Using the data below, repeat all of it precisely.

* BEGIN Records to process *

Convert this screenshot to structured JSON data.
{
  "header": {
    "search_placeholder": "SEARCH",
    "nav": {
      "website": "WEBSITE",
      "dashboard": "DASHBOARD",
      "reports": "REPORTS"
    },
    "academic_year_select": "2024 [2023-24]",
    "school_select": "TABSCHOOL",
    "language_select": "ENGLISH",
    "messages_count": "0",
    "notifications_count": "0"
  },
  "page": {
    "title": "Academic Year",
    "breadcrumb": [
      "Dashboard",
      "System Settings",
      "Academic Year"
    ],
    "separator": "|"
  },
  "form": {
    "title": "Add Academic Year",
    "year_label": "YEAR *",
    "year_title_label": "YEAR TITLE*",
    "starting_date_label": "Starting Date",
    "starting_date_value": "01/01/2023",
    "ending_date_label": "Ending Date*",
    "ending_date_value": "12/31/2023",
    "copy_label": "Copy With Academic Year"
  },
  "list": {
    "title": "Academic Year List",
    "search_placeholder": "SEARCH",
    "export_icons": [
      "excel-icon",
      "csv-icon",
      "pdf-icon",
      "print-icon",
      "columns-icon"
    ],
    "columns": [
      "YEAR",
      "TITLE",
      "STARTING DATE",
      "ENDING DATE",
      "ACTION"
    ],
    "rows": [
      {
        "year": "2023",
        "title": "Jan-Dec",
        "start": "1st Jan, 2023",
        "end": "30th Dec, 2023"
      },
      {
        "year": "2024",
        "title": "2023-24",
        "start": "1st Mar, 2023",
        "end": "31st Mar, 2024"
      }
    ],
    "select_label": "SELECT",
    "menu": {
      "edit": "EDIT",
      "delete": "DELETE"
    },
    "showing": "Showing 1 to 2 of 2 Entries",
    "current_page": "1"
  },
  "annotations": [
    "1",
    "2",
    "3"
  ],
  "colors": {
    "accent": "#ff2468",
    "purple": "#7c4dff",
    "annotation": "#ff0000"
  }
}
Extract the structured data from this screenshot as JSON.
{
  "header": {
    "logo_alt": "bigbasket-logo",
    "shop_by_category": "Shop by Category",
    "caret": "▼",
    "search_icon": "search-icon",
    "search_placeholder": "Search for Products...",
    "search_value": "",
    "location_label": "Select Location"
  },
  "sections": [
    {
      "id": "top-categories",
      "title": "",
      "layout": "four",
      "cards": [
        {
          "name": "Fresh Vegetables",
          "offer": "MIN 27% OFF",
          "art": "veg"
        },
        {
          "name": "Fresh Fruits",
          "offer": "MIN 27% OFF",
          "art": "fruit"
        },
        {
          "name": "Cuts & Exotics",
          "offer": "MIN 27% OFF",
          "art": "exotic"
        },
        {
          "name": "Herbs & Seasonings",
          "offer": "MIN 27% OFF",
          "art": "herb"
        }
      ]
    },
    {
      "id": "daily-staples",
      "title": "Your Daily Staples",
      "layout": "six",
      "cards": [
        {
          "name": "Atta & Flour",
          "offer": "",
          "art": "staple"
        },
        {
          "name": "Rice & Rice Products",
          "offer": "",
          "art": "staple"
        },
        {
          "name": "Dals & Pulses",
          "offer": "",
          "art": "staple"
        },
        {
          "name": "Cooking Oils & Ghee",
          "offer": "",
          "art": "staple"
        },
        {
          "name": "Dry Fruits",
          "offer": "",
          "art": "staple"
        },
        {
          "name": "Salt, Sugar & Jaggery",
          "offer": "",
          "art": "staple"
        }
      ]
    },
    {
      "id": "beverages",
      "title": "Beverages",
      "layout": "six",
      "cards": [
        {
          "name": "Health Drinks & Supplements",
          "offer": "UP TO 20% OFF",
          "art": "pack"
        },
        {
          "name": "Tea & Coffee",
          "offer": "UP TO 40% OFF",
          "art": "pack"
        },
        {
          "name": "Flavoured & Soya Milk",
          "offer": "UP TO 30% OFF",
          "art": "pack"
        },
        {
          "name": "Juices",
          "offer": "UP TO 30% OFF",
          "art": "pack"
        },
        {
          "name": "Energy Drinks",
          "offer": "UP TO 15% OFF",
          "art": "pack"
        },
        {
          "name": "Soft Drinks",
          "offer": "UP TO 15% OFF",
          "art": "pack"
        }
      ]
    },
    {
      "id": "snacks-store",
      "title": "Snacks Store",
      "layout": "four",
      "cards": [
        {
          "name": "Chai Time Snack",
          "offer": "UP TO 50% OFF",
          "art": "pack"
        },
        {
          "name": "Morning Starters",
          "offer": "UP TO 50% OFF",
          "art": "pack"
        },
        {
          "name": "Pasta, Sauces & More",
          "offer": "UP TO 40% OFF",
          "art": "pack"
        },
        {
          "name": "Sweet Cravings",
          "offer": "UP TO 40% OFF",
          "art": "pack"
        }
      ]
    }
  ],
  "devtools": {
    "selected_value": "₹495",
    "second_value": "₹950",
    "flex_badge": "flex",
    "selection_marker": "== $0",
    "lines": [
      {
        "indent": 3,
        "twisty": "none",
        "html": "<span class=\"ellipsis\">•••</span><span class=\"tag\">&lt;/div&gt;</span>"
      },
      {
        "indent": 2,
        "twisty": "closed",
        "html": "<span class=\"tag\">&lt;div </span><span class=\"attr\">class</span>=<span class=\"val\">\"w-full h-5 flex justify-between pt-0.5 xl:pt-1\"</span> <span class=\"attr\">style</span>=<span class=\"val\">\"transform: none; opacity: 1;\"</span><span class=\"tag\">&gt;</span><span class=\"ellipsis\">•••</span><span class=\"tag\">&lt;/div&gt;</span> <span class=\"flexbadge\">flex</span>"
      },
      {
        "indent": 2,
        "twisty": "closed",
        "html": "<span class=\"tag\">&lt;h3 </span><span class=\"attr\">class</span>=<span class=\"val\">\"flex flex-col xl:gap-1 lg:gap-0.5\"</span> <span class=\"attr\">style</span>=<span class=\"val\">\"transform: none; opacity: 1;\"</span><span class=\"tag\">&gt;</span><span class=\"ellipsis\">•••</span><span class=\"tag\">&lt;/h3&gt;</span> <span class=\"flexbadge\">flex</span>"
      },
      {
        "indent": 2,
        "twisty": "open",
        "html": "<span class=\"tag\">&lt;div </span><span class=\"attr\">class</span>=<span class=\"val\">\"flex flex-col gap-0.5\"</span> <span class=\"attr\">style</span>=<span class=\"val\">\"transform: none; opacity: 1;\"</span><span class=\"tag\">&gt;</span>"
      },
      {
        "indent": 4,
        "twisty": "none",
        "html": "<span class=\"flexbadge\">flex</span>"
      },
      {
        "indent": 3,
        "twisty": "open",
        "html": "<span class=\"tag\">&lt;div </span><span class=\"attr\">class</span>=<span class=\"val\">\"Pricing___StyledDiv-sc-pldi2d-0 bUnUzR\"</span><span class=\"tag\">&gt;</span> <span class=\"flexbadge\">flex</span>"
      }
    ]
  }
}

* END Records to process *

Worked answer:
Convert this screenshot to structured JSON data.
{
  "header": {
    "search_placeholder": "SEARCH",
    "nav": {
      "website": "WEBSITE",
      "dashboard": "DASHBOARD",
      "reports": "REPORTS"
    },
    "academic_year_select": "2024 [2023-24]",
    "school_select": "TABSCHOOL",
    "language_select": "ENGLISH",
    "messages_count": "0",
    "notifications_count": "0"
  },
  "page": {
    "title": "Academic Year",
    "breadcrumb": [
      "Dashboard",
      "System Settings",
      "Academic Year"
    ],
    "separator": "|"
  },
  "form": {
    "title": "Add Academic Year",
    "year_label": "YEAR *",
    "year_title_label": "YEAR TITLE*",
    "starting_date_label": "Starting Date",
    "starting_date_value": "01/01/2023",
    "ending_date_label": "Ending Date*",
    "ending_date_value": "12/31/2023",
    "copy_label": "Copy With Academic Year"
  },
  "list": {
    "title": "Academic Year List",
    "search_placeholder": "SEARCH",
    "export_icons": [
      "excel-icon",
      "csv-icon",
      "pdf-icon",
      "print-icon",
      "columns-icon"
    ],
    "columns": [
      "YEAR",
      "TITLE",
      "STARTING DATE",
      "ENDING DATE",
      "ACTION"
    ],
    "rows": [
      {
        "year": "2023",
        "title": "Jan-Dec",
        "start": "1st Jan, 2023",
        "end": "30th Dec, 2023"
      },
      {
        "year": "2024",
        "title": "2023-24",
        "start": "1st Mar, 2023",
        "end": "31st Mar, 2024"
      }
    ],
    "select_label": "SELECT",
    "menu": {
      "edit": "EDIT",
      "delete": "DELETE"
    },
    "showing": "Showing 1 to 2 of 2 Entries",
    "current_page": "1"
  },
  "annotations": [
    "1",
    "2",
    "3"
  ],
  "colors": {
    "accent": "#ff2468",
    "purple": "#7c4dff",
    "annotation": "#ff0000"
  }
}
Extract the structured data from this screenshot as JSON.
{
  "header": {
    "logo_alt": "bigbasket-logo",
    "shop_by_category": "Shop by Category",
    "caret": "▼",
    "search_icon": "search-icon",
    "search_placeholder": "Search for Products...",
    "search_value": "",
    "location_label": "Select Location"
  },
  "sections": [
    {
      "id": "top-categories",
      "title": "",
      "layout": "four",
      "cards": [
        {
          "name": "Fresh Vegetables",
          "offer": "MIN 27% OFF",
          "art": "veg"
        },
        {
          "name": "Fresh Fruits",
          "offer": "MIN 27% OFF",
          "art": "fruit"
        },
        {
          "name": "Cuts & Exotics",
          "offer": "MIN 27% OFF",
          "art": "exotic"
        },
        {
          "name": "Herbs & Seasonings",
          "offer": "MIN 27% OFF",
          "art": "herb"
        }
      ]
    },
    {
      "id": "daily-staples",
      "title": "Your Daily Staples",
      "layout": "six",
      "cards": [
        {
          "name": "Atta & Flour",
          "offer": "",
          "art": "staple"
        },
        {
          "name": "Rice & Rice Products",
          "offer": "",
          "art": "staple"
        },
        {
          "name": "Dals & Pulses",
          "offer": "",
          "art": "staple"
        },
        {
          "name": "Cooking Oils & Ghee",
          "offer": "",
          "art": "staple"
        },
        {
          "name": "Dry Fruits",
          "offer": "",
          "art": "staple"
        },
        {
          "name": "Salt, Sugar & Jaggery",
          "offer": "",
          "art": "staple"
        }
      ]
    },
    {
      "id": "beverages",
      "title": "Beverages",
      "layout": "six",
      "cards": [
        {
          "name": "Health Drinks & Supplements",
          "offer": "UP TO 20% OFF",
          "art": "pack"
        },
        {
          "name": "Tea & Coffee",
          "offer": "UP TO 40% OFF",
          "art": "pack"
        },
        {
          "name": "Flavoured & Soya Milk",
          "offer": "UP TO 30% OFF",
          "art": "pack"
        },
        {
          "name": "Juices",
          "offer": "UP TO 30% OFF",
          "art": "pack"
        },
        {
          "name": "Energy Drinks",
          "offer": "UP TO 15% OFF",
          "art": "pack"
        },
        {
          "name": "Soft Drinks",
          "offer": "UP TO 15% OFF",
          "art": "pack"
        }
      ]
    },
    {
      "id": "snacks-store",
      "title": "Snacks Store",
      "layout": "four",
      "cards": [
        {
          "name": "Chai Time Snack",
          "offer": "UP TO 50% OFF",
          "art": "pack"
        },
        {
          "name": "Morning Starters",
          "offer": "UP TO 50% OFF",
          "art": "pack"
        },
        {
          "name": "Pasta, Sauces & More",
          "offer": "UP TO 40% OFF",
          "art": "pack"
        },
        {
          "name": "Sweet Cravings",
          "offer": "UP TO 40% OFF",
          "art": "pack"
        }
      ]
    }
  ],
  "devtools": {
    "selected_value": "₹495",
    "second_value": "₹950",
    "flex_badge": "flex",
    "selection_marker": "== $0",
    "lines": [
      {
        "indent": 3,
        "twisty": "none",
        "html": "<span class=\"ellipsis\">•••</span><span class=\"tag\">&lt;/div&gt;</span>"
      },
      {
        "indent": 2,
        "twisty": "closed",
        "html": "<span class=\"tag\">&lt;div </span><span class=\"attr\">class</span>=<span class=\"val\">\"w-full h-5 flex justify-between pt-0.5 xl:pt-1\"</span> <span class=\"attr\">style</span>=<span class=\"val\">\"transform: none; opacity: 1;\"</span><span class=\"tag\">&gt;</span><span class=\"ellipsis\">•••</span><span class=\"tag\">&lt;/div&gt;</span> <span class=\"flexbadge\">flex</span>"
      },
      {
        "indent": 2,
        "twisty": "closed",
        "html": "<span class=\"tag\">&lt;h3 </span><span class=\"attr\">class</span>=<span class=\"val\">\"flex flex-col xl:gap-1 lg:gap-0.5\"</span> <span class=\"attr\">style</span>=<span class=\"val\">\"transform: none; opacity: 1;\"</span><span class=\"tag\">&gt;</span><span class=\"ellipsis\">•••</span><span class=\"tag\">&lt;/h3&gt;</span> <span class=\"flexbadge\">flex</span>"
      },
      {
        "indent": 2,
        "twisty": "open",
        "html": "<span class=\"tag\">&lt;div </span><span class=\"attr\">class</span>=<span class=\"val\">\"flex flex-col gap-0.5\"</span> <span class=\"attr\">style</span>=<span class=\"val\">\"transform: none; opacity: 1;\"</span><span class=\"tag\">&gt;</span>"
      },
      {
        "indent": 4,
        "twisty": "none",
        "html": "<span class=\"flexbadge\">flex</span>"
      },
      {
        "indent": 3,
        "twisty": "open",
        "html": "<span class=\"tag\">&lt;div </span><span class=\"attr\">class</span>=<span class=\"val\">\"Pricing___StyledDiv-sc-pldi2d-0 bUnUzR\"</span><span class=\"tag\">&gt;</span> <span class=\"flexbadge\">flex</span>"
      }
    ]
  }
}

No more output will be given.